>> Start

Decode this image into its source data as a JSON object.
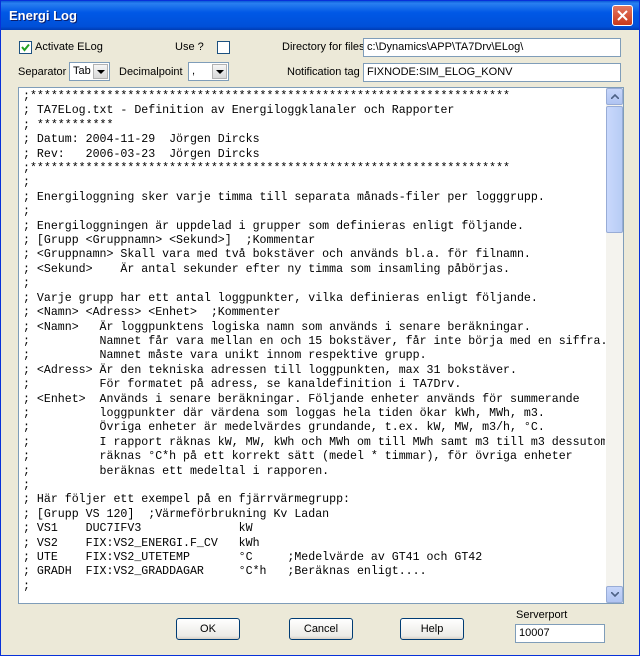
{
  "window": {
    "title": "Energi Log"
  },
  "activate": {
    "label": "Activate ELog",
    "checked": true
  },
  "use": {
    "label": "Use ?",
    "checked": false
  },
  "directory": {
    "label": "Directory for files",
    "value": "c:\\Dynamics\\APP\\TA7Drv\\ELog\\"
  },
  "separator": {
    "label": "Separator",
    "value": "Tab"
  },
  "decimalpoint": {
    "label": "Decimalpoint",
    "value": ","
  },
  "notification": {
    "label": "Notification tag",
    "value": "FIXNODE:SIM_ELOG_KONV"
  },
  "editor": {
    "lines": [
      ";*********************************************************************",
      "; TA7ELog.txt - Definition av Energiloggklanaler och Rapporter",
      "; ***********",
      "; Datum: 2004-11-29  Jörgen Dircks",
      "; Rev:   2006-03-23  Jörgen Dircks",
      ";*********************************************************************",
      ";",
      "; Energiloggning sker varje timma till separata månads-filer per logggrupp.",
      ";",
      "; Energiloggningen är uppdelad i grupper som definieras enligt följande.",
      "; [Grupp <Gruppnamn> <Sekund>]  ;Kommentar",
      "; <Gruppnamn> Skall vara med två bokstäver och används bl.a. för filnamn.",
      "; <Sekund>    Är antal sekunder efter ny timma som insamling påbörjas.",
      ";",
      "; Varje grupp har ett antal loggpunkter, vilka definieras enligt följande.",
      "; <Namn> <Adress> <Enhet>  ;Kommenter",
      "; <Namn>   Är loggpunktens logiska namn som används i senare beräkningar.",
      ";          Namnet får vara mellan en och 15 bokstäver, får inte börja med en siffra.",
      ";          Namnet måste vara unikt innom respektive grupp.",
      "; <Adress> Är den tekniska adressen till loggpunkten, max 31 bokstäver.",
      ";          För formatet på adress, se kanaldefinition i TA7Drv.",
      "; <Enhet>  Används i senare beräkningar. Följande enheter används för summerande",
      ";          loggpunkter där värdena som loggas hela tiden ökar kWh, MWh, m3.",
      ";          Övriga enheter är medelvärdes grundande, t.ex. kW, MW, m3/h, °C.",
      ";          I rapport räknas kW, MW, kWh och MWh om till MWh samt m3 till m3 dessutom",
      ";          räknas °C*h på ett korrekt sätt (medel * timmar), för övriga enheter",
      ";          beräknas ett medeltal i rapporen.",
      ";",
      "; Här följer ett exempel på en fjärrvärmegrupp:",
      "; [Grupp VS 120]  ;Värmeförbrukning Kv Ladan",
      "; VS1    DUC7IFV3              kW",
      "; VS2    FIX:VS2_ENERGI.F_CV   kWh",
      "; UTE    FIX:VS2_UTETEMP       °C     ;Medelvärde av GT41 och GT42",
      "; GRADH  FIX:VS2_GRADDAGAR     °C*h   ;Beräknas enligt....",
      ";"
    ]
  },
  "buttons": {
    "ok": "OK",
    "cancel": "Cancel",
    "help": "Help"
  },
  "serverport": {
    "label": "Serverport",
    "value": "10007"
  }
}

>> End
>> Start

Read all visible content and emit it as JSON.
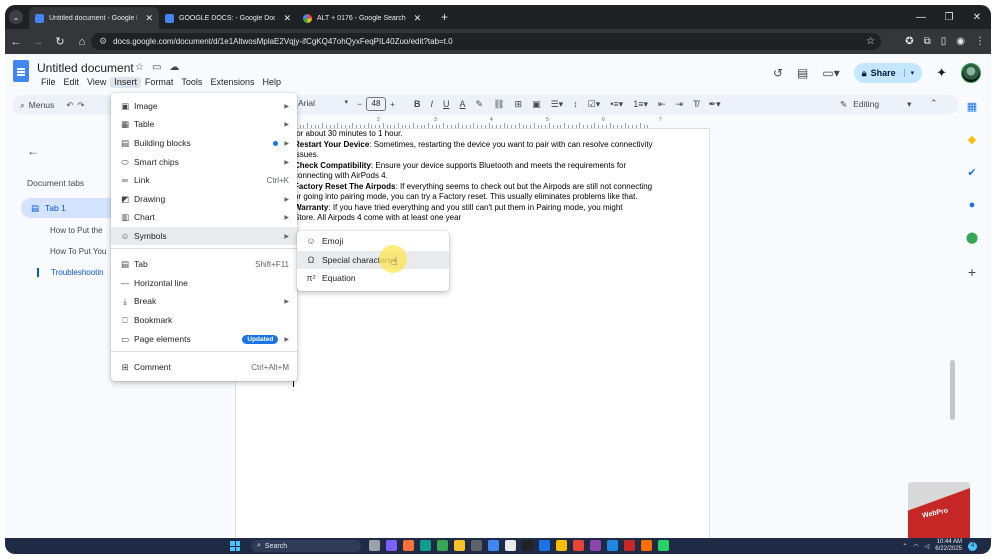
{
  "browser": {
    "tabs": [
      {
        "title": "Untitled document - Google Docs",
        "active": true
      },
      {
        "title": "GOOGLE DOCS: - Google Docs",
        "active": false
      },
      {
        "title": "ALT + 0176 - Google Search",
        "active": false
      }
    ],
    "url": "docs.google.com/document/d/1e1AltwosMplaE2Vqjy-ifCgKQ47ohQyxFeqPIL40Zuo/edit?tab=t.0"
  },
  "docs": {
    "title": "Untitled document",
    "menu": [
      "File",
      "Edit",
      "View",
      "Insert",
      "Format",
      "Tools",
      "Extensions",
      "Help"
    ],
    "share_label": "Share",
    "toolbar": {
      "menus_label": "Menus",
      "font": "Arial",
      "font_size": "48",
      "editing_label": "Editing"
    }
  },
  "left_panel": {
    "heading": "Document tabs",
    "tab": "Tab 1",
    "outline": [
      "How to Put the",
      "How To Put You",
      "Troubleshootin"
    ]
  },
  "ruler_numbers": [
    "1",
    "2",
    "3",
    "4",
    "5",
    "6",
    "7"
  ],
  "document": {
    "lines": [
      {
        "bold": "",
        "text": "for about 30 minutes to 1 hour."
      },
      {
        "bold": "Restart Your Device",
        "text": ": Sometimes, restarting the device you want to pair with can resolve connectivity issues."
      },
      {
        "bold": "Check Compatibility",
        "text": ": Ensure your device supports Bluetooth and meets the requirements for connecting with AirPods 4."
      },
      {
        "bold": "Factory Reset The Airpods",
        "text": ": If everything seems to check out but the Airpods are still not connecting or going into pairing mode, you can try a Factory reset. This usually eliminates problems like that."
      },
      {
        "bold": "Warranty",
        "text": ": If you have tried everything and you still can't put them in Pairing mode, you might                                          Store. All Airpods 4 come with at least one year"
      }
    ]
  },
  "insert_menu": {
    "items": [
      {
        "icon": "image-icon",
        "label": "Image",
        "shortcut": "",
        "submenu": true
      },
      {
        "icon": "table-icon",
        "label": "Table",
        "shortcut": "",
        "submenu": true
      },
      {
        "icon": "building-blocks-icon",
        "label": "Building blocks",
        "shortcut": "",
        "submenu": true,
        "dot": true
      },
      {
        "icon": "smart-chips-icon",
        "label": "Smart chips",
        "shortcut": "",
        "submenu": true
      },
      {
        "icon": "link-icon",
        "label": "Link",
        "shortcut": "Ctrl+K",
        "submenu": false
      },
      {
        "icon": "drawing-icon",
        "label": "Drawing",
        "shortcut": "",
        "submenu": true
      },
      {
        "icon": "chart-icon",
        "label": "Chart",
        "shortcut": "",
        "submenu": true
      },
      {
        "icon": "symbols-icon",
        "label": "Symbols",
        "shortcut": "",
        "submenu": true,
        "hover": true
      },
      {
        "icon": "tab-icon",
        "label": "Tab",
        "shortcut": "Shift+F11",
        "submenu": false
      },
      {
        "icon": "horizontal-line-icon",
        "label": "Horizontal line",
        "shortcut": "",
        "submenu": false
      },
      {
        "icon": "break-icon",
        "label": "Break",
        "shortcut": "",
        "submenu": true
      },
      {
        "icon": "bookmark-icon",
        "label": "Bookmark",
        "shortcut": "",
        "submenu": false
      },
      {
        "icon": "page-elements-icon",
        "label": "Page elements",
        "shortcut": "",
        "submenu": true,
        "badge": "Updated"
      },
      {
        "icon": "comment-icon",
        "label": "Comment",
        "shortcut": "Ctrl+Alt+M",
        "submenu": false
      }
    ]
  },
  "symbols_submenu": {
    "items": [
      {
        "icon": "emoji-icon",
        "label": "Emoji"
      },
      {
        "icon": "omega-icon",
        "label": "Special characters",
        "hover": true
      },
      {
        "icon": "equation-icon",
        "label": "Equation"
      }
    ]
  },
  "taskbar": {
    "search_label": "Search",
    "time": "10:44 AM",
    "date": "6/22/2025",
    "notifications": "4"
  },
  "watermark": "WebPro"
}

>> End
>> Start

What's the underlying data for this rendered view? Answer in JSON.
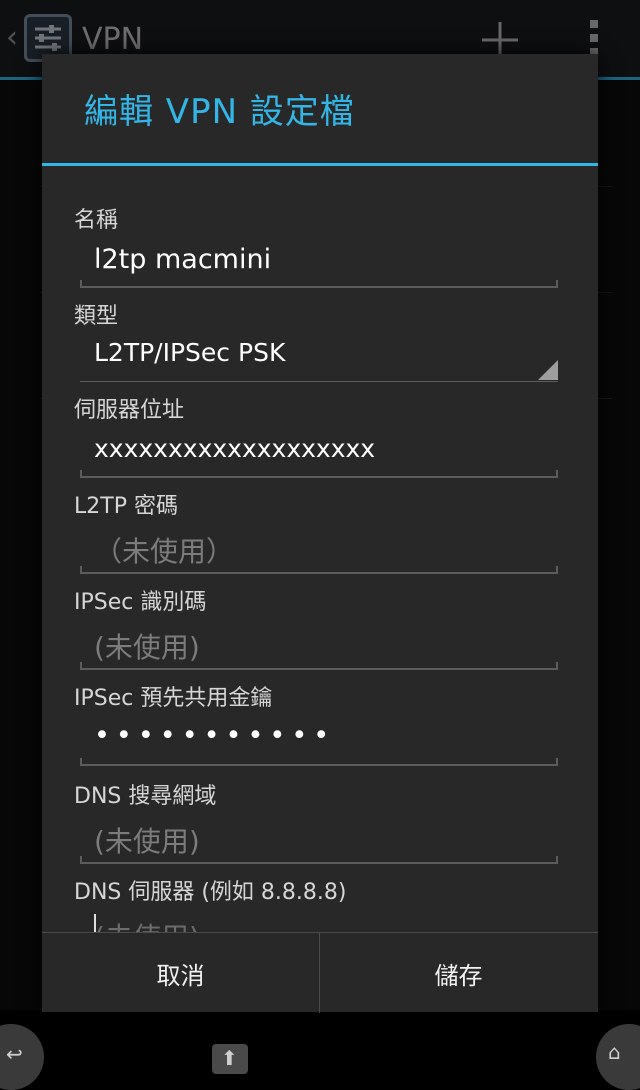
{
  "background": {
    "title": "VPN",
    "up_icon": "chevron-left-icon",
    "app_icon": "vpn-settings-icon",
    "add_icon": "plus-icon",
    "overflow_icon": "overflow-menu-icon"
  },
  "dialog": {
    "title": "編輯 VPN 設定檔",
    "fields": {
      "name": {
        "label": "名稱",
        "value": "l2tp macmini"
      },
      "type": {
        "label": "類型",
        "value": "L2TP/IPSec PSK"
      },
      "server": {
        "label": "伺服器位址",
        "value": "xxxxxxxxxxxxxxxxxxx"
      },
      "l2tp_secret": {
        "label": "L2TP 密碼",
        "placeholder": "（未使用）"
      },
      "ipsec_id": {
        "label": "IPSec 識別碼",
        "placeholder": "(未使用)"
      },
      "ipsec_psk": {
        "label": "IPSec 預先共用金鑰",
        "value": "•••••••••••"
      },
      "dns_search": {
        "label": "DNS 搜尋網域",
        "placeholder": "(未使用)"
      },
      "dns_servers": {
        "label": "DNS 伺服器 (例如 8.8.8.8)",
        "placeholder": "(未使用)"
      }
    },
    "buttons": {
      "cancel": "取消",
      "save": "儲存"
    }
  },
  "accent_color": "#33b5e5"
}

>> End

The exercise
Using the listing, collect all lines in which the string "into" is found.

Written reply
Decode this image into its source data as a JSON object.
        "text": ": If everything seems to check out but the Airpods are still not connecting or going into pairing mode, you can try a Factory reset. This usually eliminates problems like that."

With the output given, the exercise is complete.